(Stored data)
===============

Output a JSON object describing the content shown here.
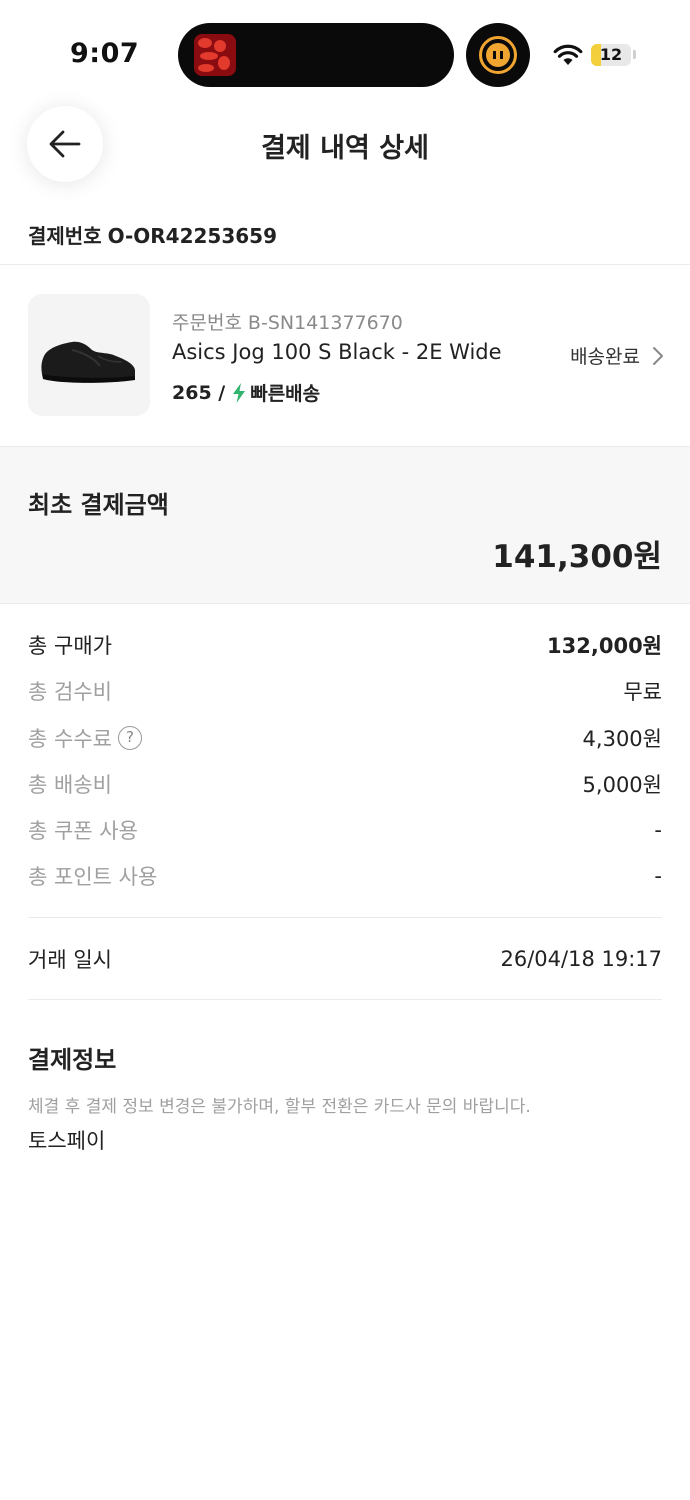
{
  "status_bar": {
    "time": "9:07",
    "battery": "12",
    "battery_level": 0.12
  },
  "header": {
    "title": "결제 내역 상세",
    "back_icon": "arrow-left-icon"
  },
  "payment_number": {
    "label": "결제번호",
    "value": "O-OR42253659"
  },
  "product": {
    "order_label": "주문번호",
    "order_number": "B-SN141377670",
    "name": "Asics Jog 100 S Black - 2E Wide",
    "size": "265 /",
    "shipping_badge": "빠른배송",
    "status": "배송완료",
    "image_icon": "sneaker-image"
  },
  "total": {
    "label": "최초 결제금액",
    "amount": "141,300원"
  },
  "breakdown": [
    {
      "label": "총 구매가",
      "value": "132,000원"
    },
    {
      "label": "총 검수비",
      "value": "무료"
    },
    {
      "label": "총 수수료",
      "value": "4,300원"
    },
    {
      "label": "총 배송비",
      "value": "5,000원"
    },
    {
      "label": "총 쿠폰 사용",
      "value": "-"
    },
    {
      "label": "총 포인트 사용",
      "value": "-"
    }
  ],
  "transaction": {
    "label": "거래 일시",
    "value": "26/04/18 19:17"
  },
  "payment_info": {
    "title": "결제정보",
    "note": "체결 후 결제 정보 변경은 불가하며, 할부 전환은 카드사 문의 바랍니다.",
    "method": "토스페이"
  },
  "colors": {
    "bolt": "#31b46e",
    "battery_fill": "#f4cf3c",
    "timer": "#f0a531"
  }
}
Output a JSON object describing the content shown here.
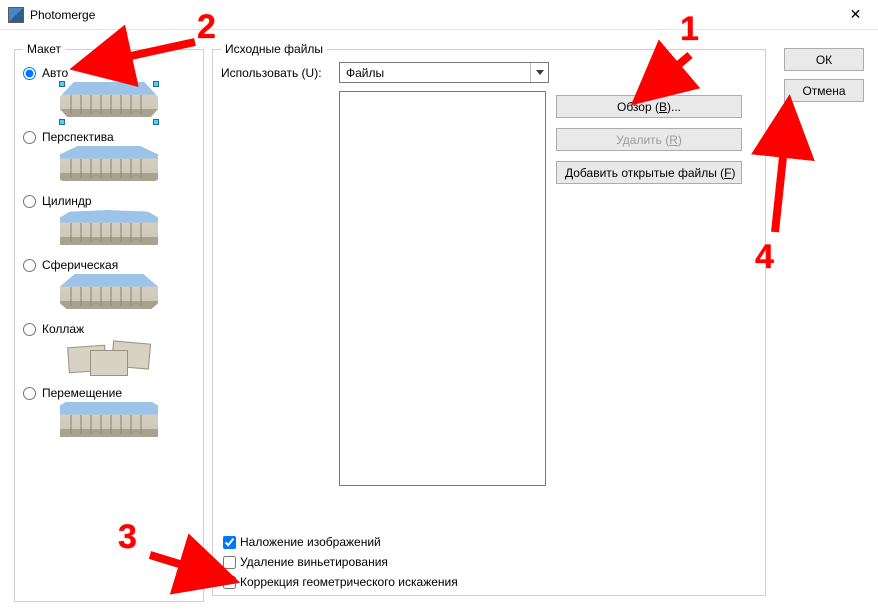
{
  "title": "Photomerge",
  "layout": {
    "legend": "Макет",
    "options": [
      {
        "label": "Авто",
        "selected": true
      },
      {
        "label": "Перспектива",
        "selected": false
      },
      {
        "label": "Цилиндр",
        "selected": false
      },
      {
        "label": "Сферическая",
        "selected": false
      },
      {
        "label": "Коллаж",
        "selected": false
      },
      {
        "label": "Перемещение",
        "selected": false
      }
    ]
  },
  "source": {
    "legend": "Исходные файлы",
    "use_label": "Использовать (U):",
    "use_value": "Файлы",
    "buttons": {
      "browse_pre": "Обзор (",
      "browse_key": "B",
      "browse_post": ")...",
      "remove_pre": "Удалить (",
      "remove_key": "R",
      "remove_post": ")",
      "addopen_pre": "Добавить открытые файлы (",
      "addopen_key": "F",
      "addopen_post": ")"
    },
    "checks": {
      "blend": {
        "label": "Наложение изображений",
        "checked": true
      },
      "vignette": {
        "label": "Удаление виньетирования",
        "checked": false
      },
      "geom": {
        "label": "Коррекция геометрического искажения",
        "checked": false
      }
    }
  },
  "actions": {
    "ok": "ОК",
    "cancel": "Отмена"
  },
  "annotations": {
    "n1": "1",
    "n2": "2",
    "n3": "3",
    "n4": "4"
  }
}
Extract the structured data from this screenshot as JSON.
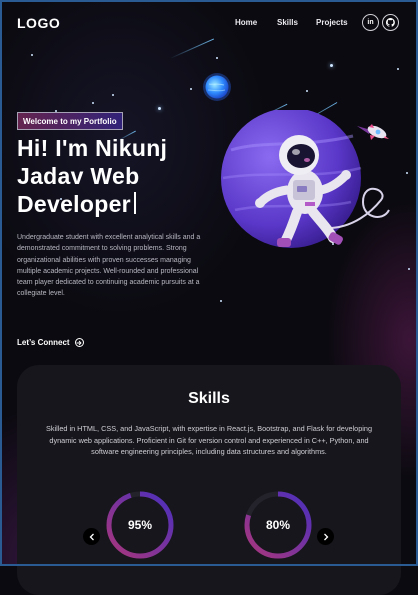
{
  "nav": {
    "logo": "LOGO",
    "links": [
      {
        "label": "Home"
      },
      {
        "label": "Skills"
      },
      {
        "label": "Projects"
      }
    ],
    "socials": [
      {
        "icon": "linkedin-icon",
        "text": "in"
      },
      {
        "icon": "github-icon"
      }
    ]
  },
  "hero": {
    "tagline": "Welcome to my Portfolio",
    "headline_lines": [
      "Hi! I'm Nikunj",
      "Jadav Web",
      "Developer"
    ],
    "intro": "Undergraduate student with excellent analytical skills and a demonstrated commitment to solving problems. Strong organizational abilities with proven successes managing multiple academic projects. Well-rounded and professional team player dedicated to continuing academic pursuits at a collegiate level.",
    "cta": "Let’s Connect"
  },
  "skills": {
    "title": "Skills",
    "description": "Skilled in HTML, CSS, and JavaScript, with expertise in React.js, Bootstrap, and Flask for developing dynamic web applications. Proficient in Git for version control and experienced in C++, Python, and software engineering principles, including data structures and algorithms.",
    "meters": [
      {
        "label": "95%",
        "value": 95
      },
      {
        "label": "80%",
        "value": 80
      }
    ]
  },
  "colors": {
    "background": "#0b0a10",
    "card": "#17161c",
    "gradient_start": "#aa367c",
    "gradient_end": "#4a2fbd",
    "planet": "#6f4bd8"
  }
}
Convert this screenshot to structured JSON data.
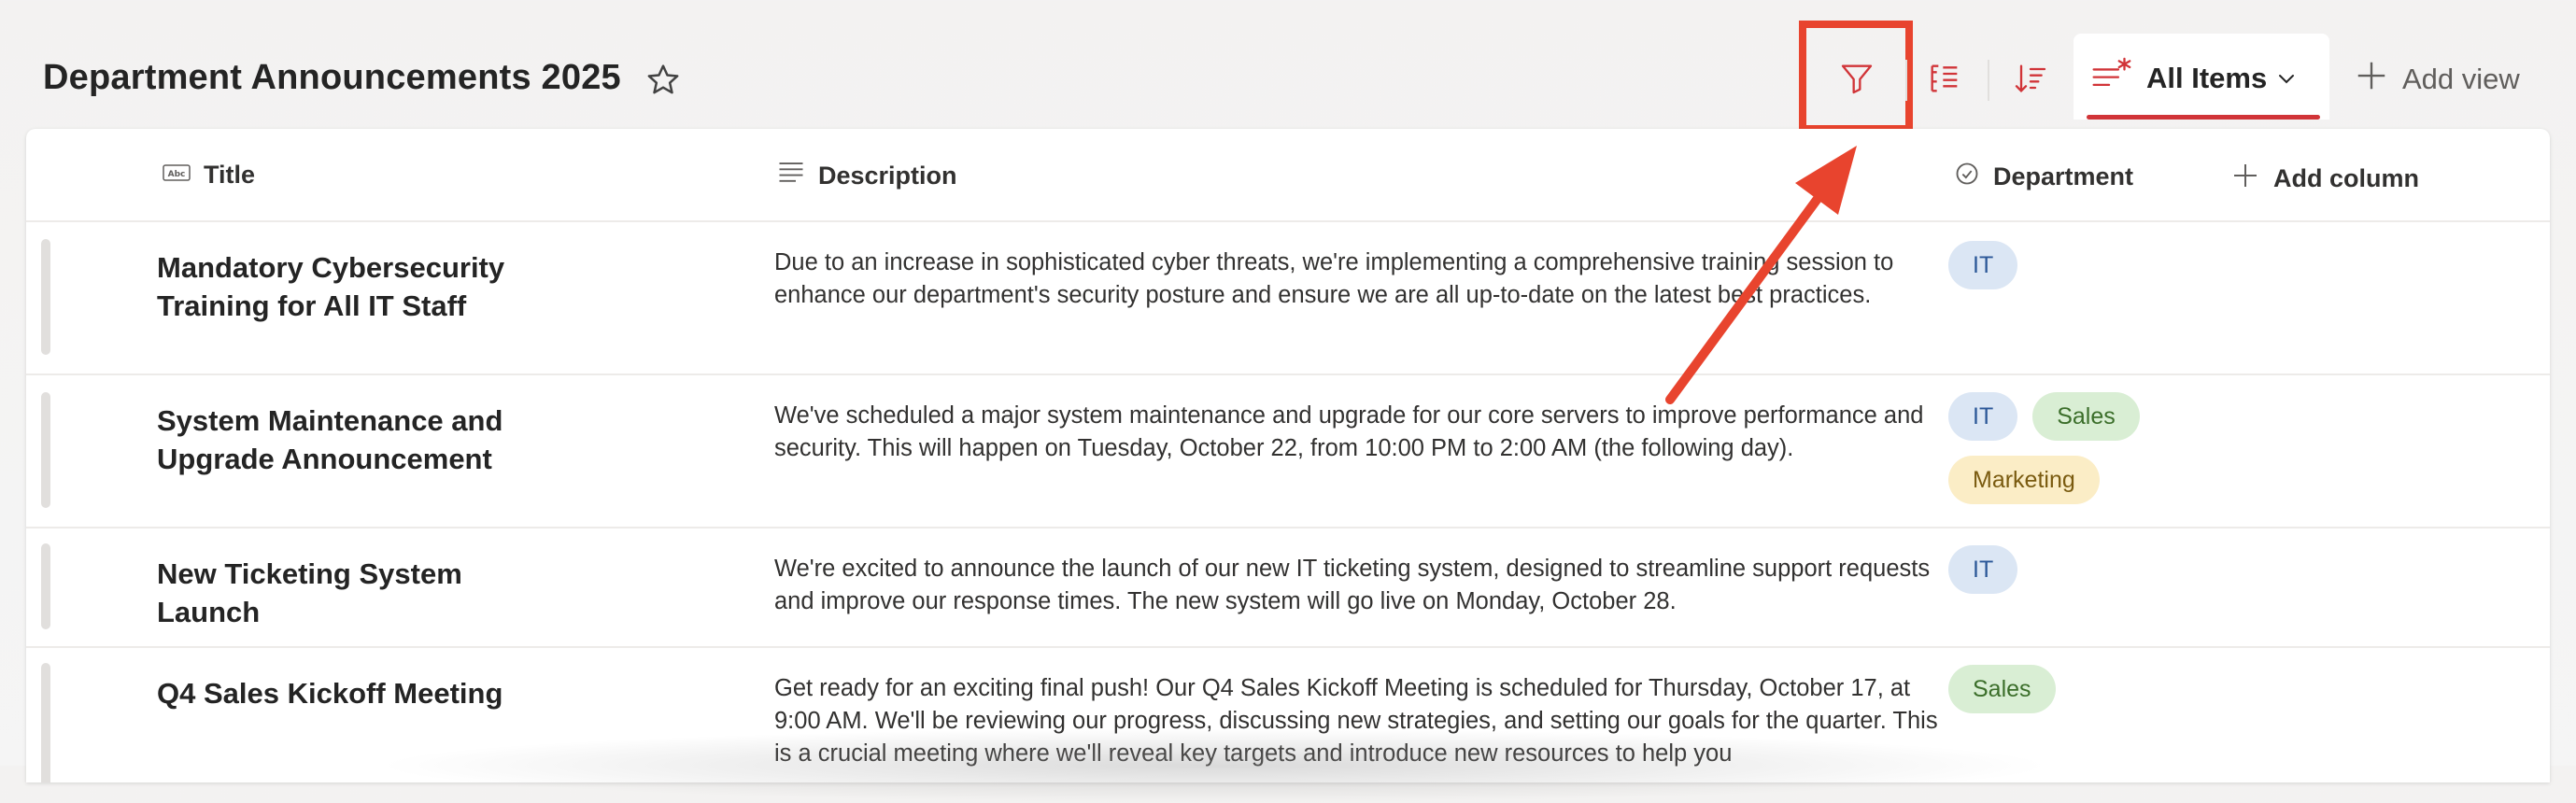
{
  "header": {
    "title": "Department Announcements 2025",
    "favorite_icon": "star-icon",
    "toolbar": {
      "filter_icon": "filter-icon",
      "group_icon": "group-by-icon",
      "sort_icon": "sort-icon"
    },
    "view_tab": {
      "label": "All Items",
      "icon": "view-list-icon"
    },
    "add_view_label": "Add view"
  },
  "columns": {
    "title": "Title",
    "description": "Description",
    "department": "Department",
    "add_column": "Add column"
  },
  "rows": [
    {
      "title": "Mandatory Cybersecurity Training for All IT Staff",
      "description": "Due to an increase in sophisticated cyber threats, we're implementing a comprehensive training session to enhance our department's security posture and ensure we are all up-to-date on the latest best practices.",
      "tags": [
        "IT"
      ]
    },
    {
      "title": "System Maintenance and Upgrade Announcement",
      "description": "We've scheduled a major system maintenance and upgrade for our core servers to improve performance and security. This will happen on Tuesday, October 22, from 10:00 PM to 2:00 AM (the following day).",
      "tags": [
        "IT",
        "Sales",
        "Marketing"
      ]
    },
    {
      "title": "New Ticketing System Launch",
      "description": "We're excited to announce the launch of our new IT ticketing system, designed to streamline support requests and improve our response times. The new system will go live on Monday, October 28.",
      "tags": [
        "IT"
      ]
    },
    {
      "title": "Q4 Sales Kickoff Meeting",
      "description": "Get ready for an exciting final push! Our Q4 Sales Kickoff Meeting is scheduled for Thursday, October 17, at 9:00 AM. We'll be reviewing our progress, discussing new strategies, and setting our goals for the quarter. This is a crucial meeting where we'll reveal key targets and introduce new resources to help you",
      "tags": [
        "Sales"
      ]
    }
  ],
  "colors": {
    "accent": "#d13438",
    "annotation": "#e8442e",
    "tag_it_bg": "#dbe6f4",
    "tag_sales_bg": "#d9eed4",
    "tag_marketing_bg": "#fbedc6"
  }
}
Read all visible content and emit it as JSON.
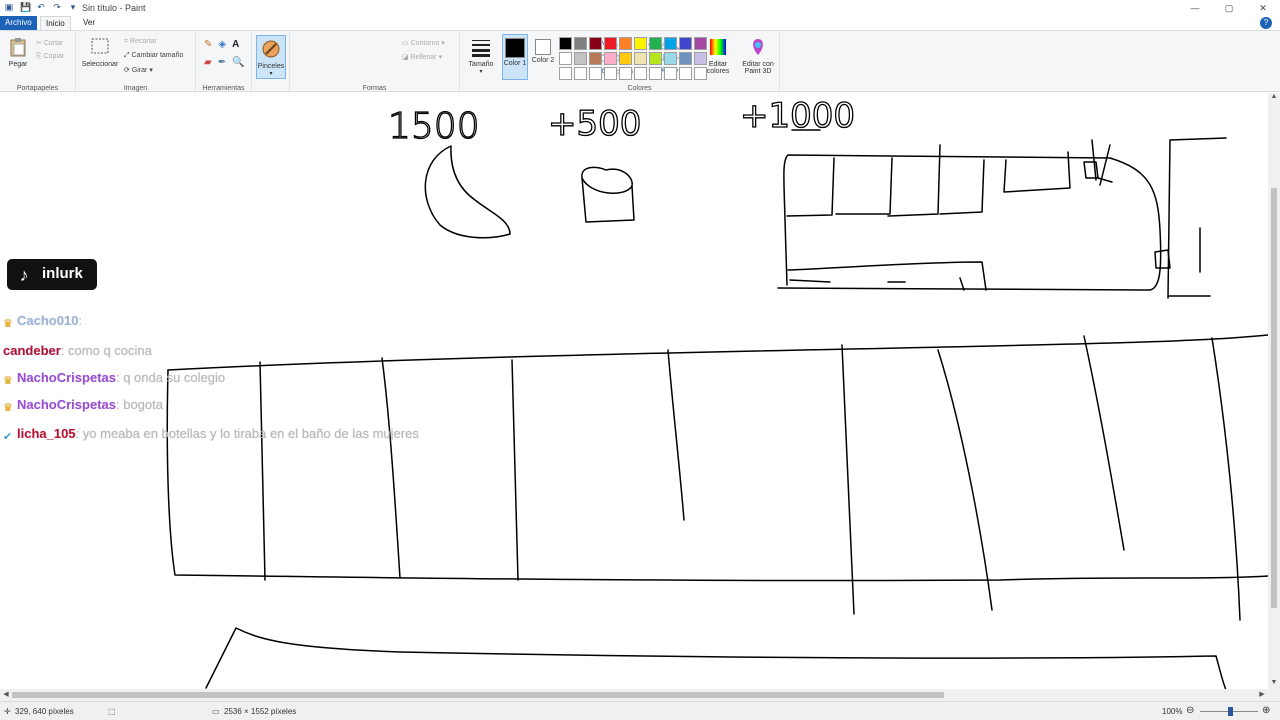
{
  "titlebar": {
    "title": "Sin título - Paint",
    "minimize": "—",
    "maximize": "▢",
    "close": "✕"
  },
  "menu": {
    "file": "Archivo",
    "home": "Inicio",
    "view": "Ver",
    "help": "?"
  },
  "ribbon": {
    "clipboard": {
      "label": "Portapapeles",
      "paste": "Pegar",
      "cut": "Cortar",
      "copy": "Copiar"
    },
    "image": {
      "label": "Imagen",
      "select": "Seleccionar",
      "crop": "Recortar",
      "resize": "Cambiar tamaño",
      "rotate": "Girar"
    },
    "tools": {
      "label": "Herramientas"
    },
    "brushes": {
      "label": "Pinceles"
    },
    "shapes": {
      "label": "Formas",
      "outline": "Contorno",
      "fill": "Rellenar"
    },
    "size": {
      "label": "Tamaño"
    },
    "colors": {
      "label": "Colores",
      "color1": "Color 1",
      "color2": "Color 2",
      "edit": "Editar colores",
      "paint3d": "Editar con Paint 3D",
      "color1_value": "#000000",
      "color2_value": "#ffffff",
      "palette": [
        "#000000",
        "#7f7f7f",
        "#880015",
        "#ed1c24",
        "#ff7f27",
        "#fff200",
        "#22b14c",
        "#00a2e8",
        "#3f48cc",
        "#a349a4",
        "#ffffff",
        "#c3c3c3",
        "#b97a57",
        "#ffaec9",
        "#ffc90e",
        "#efe4b0",
        "#b5e61d",
        "#99d9ea",
        "#7092be",
        "#c8bfe7",
        "#ffffff",
        "#ffffff",
        "#ffffff",
        "#ffffff",
        "#ffffff",
        "#ffffff",
        "#ffffff",
        "#ffffff",
        "#ffffff",
        "#ffffff"
      ]
    }
  },
  "canvas": {
    "numbers": [
      "1500",
      "+500",
      "+1000"
    ]
  },
  "overlay": {
    "tiktok_name": "inlurk",
    "chat": [
      {
        "user": "Cacho010",
        "user_color": "#9fb4d8",
        "message": ""
      },
      {
        "user": "candeber",
        "user_color": "#b0103a",
        "message": "como q cocina"
      },
      {
        "user": "NachoCrispetas",
        "user_color": "#9b4fd6",
        "message": "q onda su colegio"
      },
      {
        "user": "NachoCrispetas",
        "user_color": "#9b4fd6",
        "message": "bogota"
      },
      {
        "user": "licha_105",
        "user_color": "#c0102f",
        "message": "yo meaba en botellas y lo tiraba en el baño de las mujeres"
      }
    ]
  },
  "status": {
    "cursor": "329, 640 píxeles",
    "dimensions": "2536 × 1552 píxeles",
    "zoom": "100%"
  }
}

===============

DO THIS
Say how many lines in the listing above include "help". Give nothing but the number.

SOLUTION TO THIS TASK
2